SUPPLIED DATA start

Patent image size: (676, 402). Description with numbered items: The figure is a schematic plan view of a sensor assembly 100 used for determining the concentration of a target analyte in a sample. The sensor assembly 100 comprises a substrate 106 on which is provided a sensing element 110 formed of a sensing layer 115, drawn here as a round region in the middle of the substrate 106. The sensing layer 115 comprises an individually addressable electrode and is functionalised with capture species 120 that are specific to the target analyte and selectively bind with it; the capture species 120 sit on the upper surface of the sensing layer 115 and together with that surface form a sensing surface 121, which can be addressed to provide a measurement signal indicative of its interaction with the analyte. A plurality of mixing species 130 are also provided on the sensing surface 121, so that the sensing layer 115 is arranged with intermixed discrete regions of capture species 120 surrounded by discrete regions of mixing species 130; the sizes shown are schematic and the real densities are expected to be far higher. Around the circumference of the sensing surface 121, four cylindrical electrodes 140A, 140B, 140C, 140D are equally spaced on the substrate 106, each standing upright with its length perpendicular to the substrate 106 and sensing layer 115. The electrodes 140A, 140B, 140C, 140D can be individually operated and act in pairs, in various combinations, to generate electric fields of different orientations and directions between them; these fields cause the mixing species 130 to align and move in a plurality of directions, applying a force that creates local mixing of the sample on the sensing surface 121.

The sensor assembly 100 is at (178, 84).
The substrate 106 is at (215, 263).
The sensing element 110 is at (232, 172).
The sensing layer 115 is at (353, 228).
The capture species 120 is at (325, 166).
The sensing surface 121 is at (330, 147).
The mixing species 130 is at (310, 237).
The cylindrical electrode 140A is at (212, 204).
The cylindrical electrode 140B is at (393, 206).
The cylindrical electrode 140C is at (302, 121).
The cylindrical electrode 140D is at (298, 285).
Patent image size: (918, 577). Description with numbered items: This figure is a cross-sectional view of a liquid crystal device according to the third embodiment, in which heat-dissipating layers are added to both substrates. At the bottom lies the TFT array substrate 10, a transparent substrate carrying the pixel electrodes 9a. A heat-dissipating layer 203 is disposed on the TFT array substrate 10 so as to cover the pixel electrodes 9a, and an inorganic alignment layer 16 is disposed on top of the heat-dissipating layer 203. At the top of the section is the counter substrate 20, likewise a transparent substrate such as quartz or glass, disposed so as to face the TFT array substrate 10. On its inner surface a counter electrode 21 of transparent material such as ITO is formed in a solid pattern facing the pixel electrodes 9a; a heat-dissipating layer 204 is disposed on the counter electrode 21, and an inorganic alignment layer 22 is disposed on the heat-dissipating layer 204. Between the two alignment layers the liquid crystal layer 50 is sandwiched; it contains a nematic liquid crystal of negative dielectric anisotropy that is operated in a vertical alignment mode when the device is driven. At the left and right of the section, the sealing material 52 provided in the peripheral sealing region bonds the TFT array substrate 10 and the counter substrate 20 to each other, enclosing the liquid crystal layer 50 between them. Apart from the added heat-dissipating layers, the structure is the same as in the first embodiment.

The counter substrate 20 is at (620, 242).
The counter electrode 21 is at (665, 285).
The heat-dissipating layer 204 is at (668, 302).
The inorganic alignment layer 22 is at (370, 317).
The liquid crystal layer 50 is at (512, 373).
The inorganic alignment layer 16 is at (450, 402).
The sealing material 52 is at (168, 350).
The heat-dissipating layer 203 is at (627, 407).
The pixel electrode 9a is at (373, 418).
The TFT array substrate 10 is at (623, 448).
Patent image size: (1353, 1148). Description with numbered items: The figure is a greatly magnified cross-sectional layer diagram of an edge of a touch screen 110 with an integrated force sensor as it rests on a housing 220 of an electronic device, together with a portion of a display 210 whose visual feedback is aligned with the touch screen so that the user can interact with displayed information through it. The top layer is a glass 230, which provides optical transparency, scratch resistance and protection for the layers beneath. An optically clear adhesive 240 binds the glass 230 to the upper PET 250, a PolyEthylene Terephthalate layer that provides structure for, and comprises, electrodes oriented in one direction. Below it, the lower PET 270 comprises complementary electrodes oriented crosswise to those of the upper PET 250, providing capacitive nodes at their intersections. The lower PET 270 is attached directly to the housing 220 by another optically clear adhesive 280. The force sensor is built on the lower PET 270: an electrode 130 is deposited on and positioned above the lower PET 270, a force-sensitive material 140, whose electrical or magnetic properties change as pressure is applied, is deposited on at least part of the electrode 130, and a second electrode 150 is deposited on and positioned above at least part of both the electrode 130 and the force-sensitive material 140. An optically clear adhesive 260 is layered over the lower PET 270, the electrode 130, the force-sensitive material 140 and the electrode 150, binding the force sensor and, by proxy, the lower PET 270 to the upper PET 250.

SUPPLIED DATA end
SUPPLIED DATA start

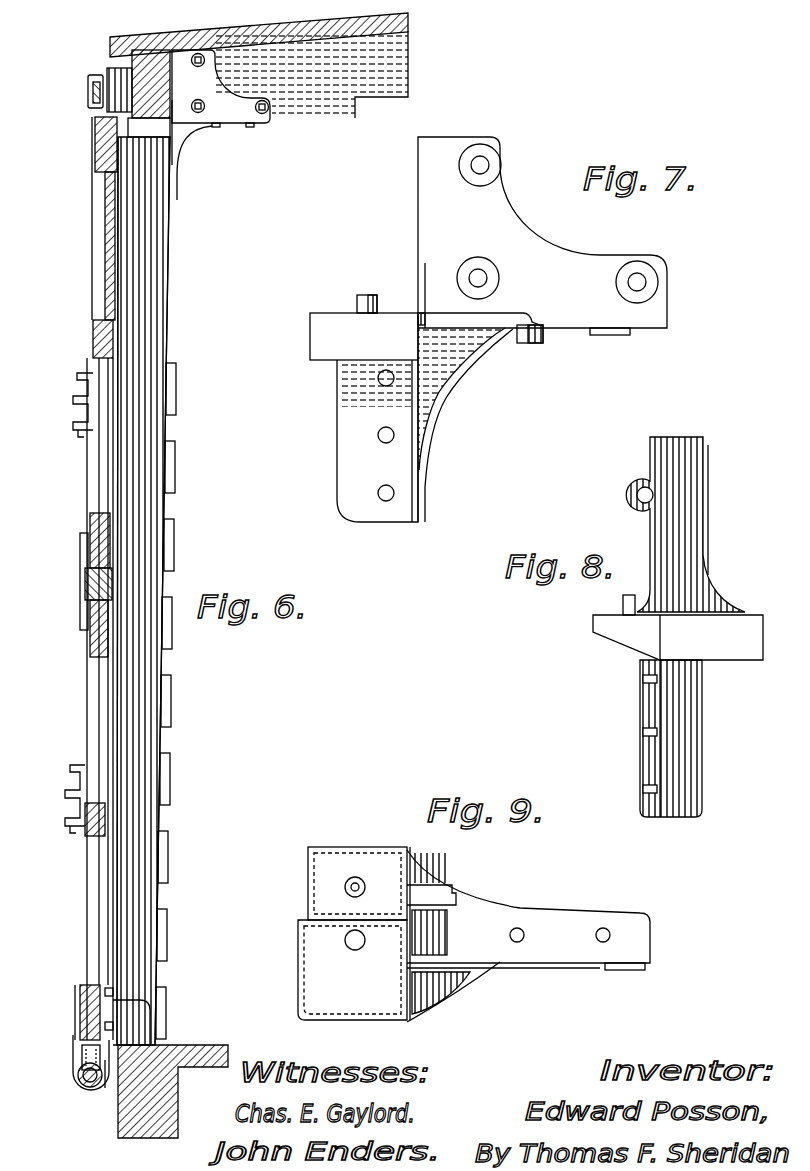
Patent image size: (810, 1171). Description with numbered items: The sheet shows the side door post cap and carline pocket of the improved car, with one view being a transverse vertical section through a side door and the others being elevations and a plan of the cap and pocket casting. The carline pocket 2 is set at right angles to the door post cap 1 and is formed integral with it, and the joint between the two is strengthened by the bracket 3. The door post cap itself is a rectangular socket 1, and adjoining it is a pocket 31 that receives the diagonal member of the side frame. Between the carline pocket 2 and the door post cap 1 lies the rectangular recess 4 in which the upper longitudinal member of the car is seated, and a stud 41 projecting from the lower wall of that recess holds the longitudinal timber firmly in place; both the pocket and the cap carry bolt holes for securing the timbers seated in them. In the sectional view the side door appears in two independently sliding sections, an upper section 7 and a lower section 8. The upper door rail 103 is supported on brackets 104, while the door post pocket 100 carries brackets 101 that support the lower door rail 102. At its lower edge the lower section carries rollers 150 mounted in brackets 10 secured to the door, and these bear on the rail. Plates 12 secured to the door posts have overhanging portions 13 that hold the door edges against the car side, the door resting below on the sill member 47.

SUPPLIED DATA end
SUPPLIED DATA start

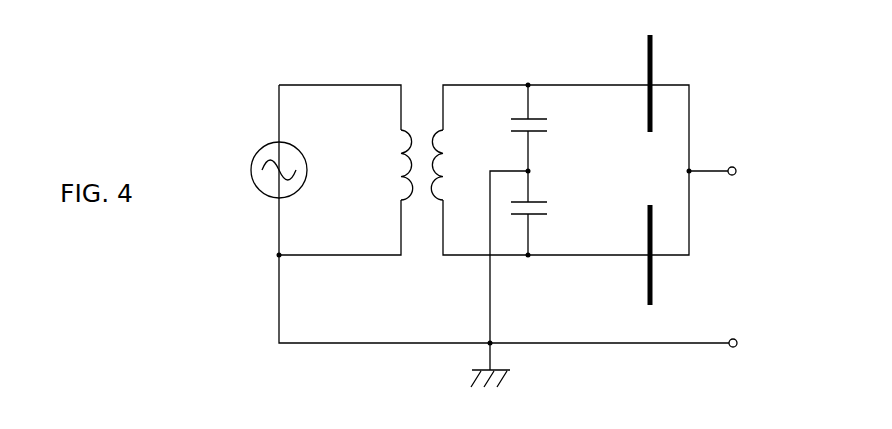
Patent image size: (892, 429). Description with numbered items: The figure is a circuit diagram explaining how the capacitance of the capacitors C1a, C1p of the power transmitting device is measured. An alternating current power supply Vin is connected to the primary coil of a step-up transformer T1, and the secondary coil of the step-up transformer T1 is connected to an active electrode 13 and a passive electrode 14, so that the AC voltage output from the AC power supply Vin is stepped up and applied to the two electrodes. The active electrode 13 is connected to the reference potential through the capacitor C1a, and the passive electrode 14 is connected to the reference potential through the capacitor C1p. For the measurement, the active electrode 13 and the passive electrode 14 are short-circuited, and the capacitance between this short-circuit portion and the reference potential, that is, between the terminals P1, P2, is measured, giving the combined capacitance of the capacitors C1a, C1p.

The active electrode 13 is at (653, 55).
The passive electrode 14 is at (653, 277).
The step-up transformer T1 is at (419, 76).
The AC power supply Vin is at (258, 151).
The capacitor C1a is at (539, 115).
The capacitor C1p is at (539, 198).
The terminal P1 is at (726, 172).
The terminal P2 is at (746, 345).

SUPPLIED DATA end

WORK TO BE COMPLETED - Please print everything in the entries above from the line containing "Patent image size: (676, 402)." down to the line containing "The mixing species 130 is at (310, 237).", word for word and including both of those lines.

FINISHED TASK -
Patent image size: (676, 402). Description with numbered items: The figure is a schematic plan view of a sensor assembly 100 used for determining the concentration of a target analyte in a sample. The sensor assembly 100 comprises a substrate 106 on which is provided a sensing element 110 formed of a sensing layer 115, drawn here as a round region in the middle of the substrate 106. The sensing layer 115 comprises an individually addressable electrode and is functionalised with capture species 120 that are specific to the target analyte and selectively bind with it; the capture species 120 sit on the upper surface of the sensing layer 115 and together with that surface form a sensing surface 121, which can be addressed to provide a measurement signal indicative of its interaction with the analyte. A plurality of mixing species 130 are also provided on the sensing surface 121, so that the sensing layer 115 is arranged with intermixed discrete regions of capture species 120 surrounded by discrete regions of mixing species 130; the sizes shown are schematic and the real densities are expected to be far higher. Around the circumference of the sensing surface 121, four cylindrical electrodes 140A, 140B, 140C, 140D are equally spaced on the substrate 106, each standing upright with its length perpendicular to the substrate 106 and sensing layer 115. The electrodes 140A, 140B, 140C, 140D can be individually operated and act in pairs, in various combinations, to generate electric fields of different orientations and directions between them; these fields cause the mixing species 130 to align and move in a plurality of directions, applying a force that creates local mixing of the sample on the sensing surface 121.

The sensor assembly 100 is at (178, 84).
The substrate 106 is at (215, 263).
The sensing element 110 is at (232, 172).
The sensing layer 115 is at (353, 228).
The capture species 120 is at (325, 166).
The sensing surface 121 is at (330, 147).
The mixing species 130 is at (310, 237).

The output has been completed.